— BEGIN Records shown —

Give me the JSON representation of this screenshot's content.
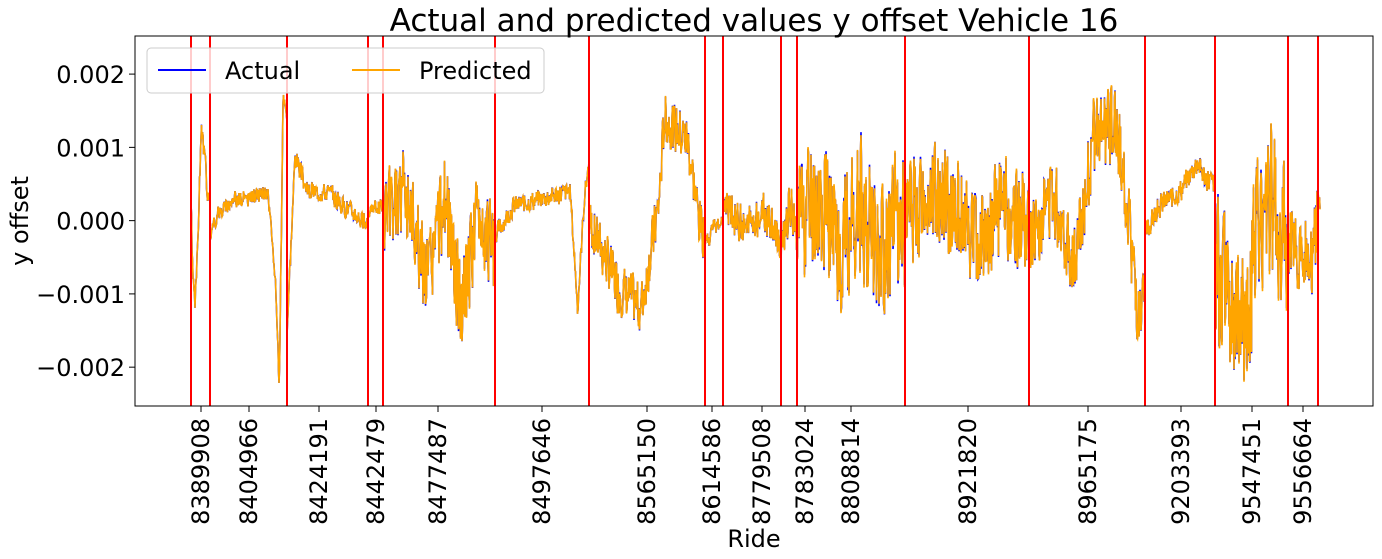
{
  "chart_data": {
    "type": "line",
    "title": "Actual and predicted values y offset Vehicle 16",
    "xlabel": "Ride",
    "ylabel": "y offset",
    "ylim": [
      -0.00253,
      0.00252
    ],
    "x_tick_labels": [
      "8389908",
      "8404966",
      "8424191",
      "8442479",
      "8477487",
      "8497646",
      "8565150",
      "8614586",
      "8779508",
      "8783024",
      "8808814",
      "8921820",
      "8965175",
      "9203393",
      "9547451",
      "9556664"
    ],
    "y_ticks": [
      {
        "value": 0.002,
        "label": "0.002"
      },
      {
        "value": 0.001,
        "label": "0.001"
      },
      {
        "value": 0.0,
        "label": "0.000"
      },
      {
        "value": -0.001,
        "label": "−0.001"
      },
      {
        "value": -0.002,
        "label": "−0.002"
      }
    ],
    "legend": {
      "placement": "top-left",
      "columns": 2
    },
    "grid": false,
    "ride_boundary_color": "#ff0000",
    "series": [
      {
        "name": "Actual",
        "color": "#0000ff"
      },
      {
        "name": "Predicted",
        "color": "#ffa500"
      }
    ],
    "segments": [
      {
        "profile": [
          [
            0,
            0.0002
          ],
          [
            0.1,
            -0.0008
          ],
          [
            0.25,
            -0.0011
          ],
          [
            0.4,
            0.0001
          ],
          [
            0.55,
            0.0012
          ],
          [
            0.75,
            0.0008
          ],
          [
            0.9,
            0.0002
          ],
          [
            1,
            0.0003
          ]
        ],
        "amp": 0.0002,
        "seed": 1
      },
      {
        "profile": [
          [
            0,
            -0.0002
          ],
          [
            0.1,
            0.0001
          ],
          [
            0.3,
            0.0003
          ],
          [
            0.5,
            0.0003
          ],
          [
            0.75,
            0.0004
          ],
          [
            0.85,
            -0.0008
          ],
          [
            0.9,
            -0.0023
          ],
          [
            0.95,
            0.0017
          ],
          [
            1,
            0.0014
          ]
        ],
        "amp": 0.00012,
        "seed": 2
      },
      {
        "profile": [
          [
            0,
            -0.0015
          ],
          [
            0.1,
            0.0009
          ],
          [
            0.25,
            0.0004
          ],
          [
            0.5,
            0.0004
          ],
          [
            0.7,
            0.0002
          ],
          [
            0.85,
            0.0001
          ],
          [
            1,
            -0.0001
          ]
        ],
        "amp": 0.00015,
        "seed": 3
      },
      {
        "profile": [
          [
            0,
            0.0001
          ],
          [
            0.5,
            0.0002
          ],
          [
            1,
            0.0002
          ]
        ],
        "amp": 0.00012,
        "seed": 4
      },
      {
        "profile": [
          [
            0,
            0.0
          ],
          [
            0.2,
            0.0004
          ],
          [
            0.4,
            -0.0008
          ],
          [
            0.55,
            0.0003
          ],
          [
            0.7,
            -0.0012
          ],
          [
            0.85,
            0.0001
          ],
          [
            1,
            -0.0005
          ]
        ],
        "amp": 0.0007,
        "seed": 5
      },
      {
        "profile": [
          [
            0,
            -0.0002
          ],
          [
            0.2,
            0.0002
          ],
          [
            0.5,
            0.0003
          ],
          [
            0.8,
            0.0004
          ],
          [
            0.88,
            -0.0012
          ],
          [
            0.95,
            0.0003
          ],
          [
            1,
            0.0008
          ]
        ],
        "amp": 0.00015,
        "seed": 6
      },
      {
        "profile": [
          [
            0,
            0.0
          ],
          [
            0.25,
            -0.0009
          ],
          [
            0.45,
            -0.0012
          ],
          [
            0.6,
            0.0002
          ],
          [
            0.65,
            0.0014
          ],
          [
            0.85,
            0.0011
          ],
          [
            0.95,
            0.0
          ],
          [
            1,
            -0.0002
          ]
        ],
        "amp": 0.0004,
        "seed": 7
      },
      {
        "profile": [
          [
            0,
            -0.0003
          ],
          [
            0.5,
            -0.0001
          ],
          [
            1,
            0.0
          ]
        ],
        "amp": 0.00015,
        "seed": 8
      },
      {
        "profile": [
          [
            0,
            0.0002
          ],
          [
            0.4,
            -0.0001
          ],
          [
            0.7,
            0.0001
          ],
          [
            1,
            -0.0003
          ]
        ],
        "amp": 0.0003,
        "seed": 9
      },
      {
        "profile": [
          [
            0,
            -0.0004
          ],
          [
            0.5,
            0.0002
          ],
          [
            1,
            -0.0002
          ]
        ],
        "amp": 0.0004,
        "seed": 10
      },
      {
        "profile": [
          [
            0,
            0.0001
          ],
          [
            0.2,
            0.0003
          ],
          [
            0.4,
            -0.0003
          ],
          [
            0.6,
            0.0002
          ],
          [
            0.8,
            -0.0004
          ],
          [
            1,
            0.0001
          ]
        ],
        "amp": 0.0011,
        "seed": 11
      },
      {
        "profile": [
          [
            0,
            0.0001
          ],
          [
            0.3,
            0.0004
          ],
          [
            0.6,
            -0.0003
          ],
          [
            0.8,
            0.0002
          ],
          [
            1,
            -0.0001
          ]
        ],
        "amp": 0.0008,
        "seed": 12
      },
      {
        "profile": [
          [
            0,
            -0.0003
          ],
          [
            0.2,
            0.0004
          ],
          [
            0.4,
            -0.0006
          ],
          [
            0.55,
            0.0011
          ],
          [
            0.75,
            0.0013
          ],
          [
            0.85,
            0.0002
          ],
          [
            0.95,
            -0.0015
          ],
          [
            1,
            -0.0012
          ]
        ],
        "amp": 0.0006,
        "seed": 13
      },
      {
        "profile": [
          [
            0,
            -0.0002
          ],
          [
            0.2,
            0.0002
          ],
          [
            0.5,
            0.0004
          ],
          [
            0.75,
            0.0008
          ],
          [
            0.85,
            0.0006
          ],
          [
            1,
            0.0005
          ]
        ],
        "amp": 0.00018,
        "seed": 14
      },
      {
        "profile": [
          [
            0,
            -0.0006
          ],
          [
            0.2,
            -0.0012
          ],
          [
            0.4,
            -0.0015
          ],
          [
            0.55,
            -0.0002
          ],
          [
            0.7,
            0.0004
          ],
          [
            0.85,
            0.0001
          ],
          [
            1,
            -0.0005
          ]
        ],
        "amp": 0.0012,
        "seed": 15
      },
      {
        "profile": [
          [
            0,
            -0.0002
          ],
          [
            0.3,
            -0.0005
          ],
          [
            0.6,
            -0.0004
          ],
          [
            0.8,
            -0.0006
          ],
          [
            1,
            0.0002
          ]
        ],
        "amp": 0.0006,
        "seed": 16
      },
      {
        "profile": [
          [
            0,
            0.0002
          ],
          [
            0.5,
            0.0004
          ],
          [
            1,
            0.0003
          ]
        ],
        "amp": 0.0003,
        "seed": 17
      }
    ]
  }
}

— END Records shown —

> _What to work on_: Check the records above line by line and tally those holding the string "Actual". Answer with the number only.

> _Full output_: 2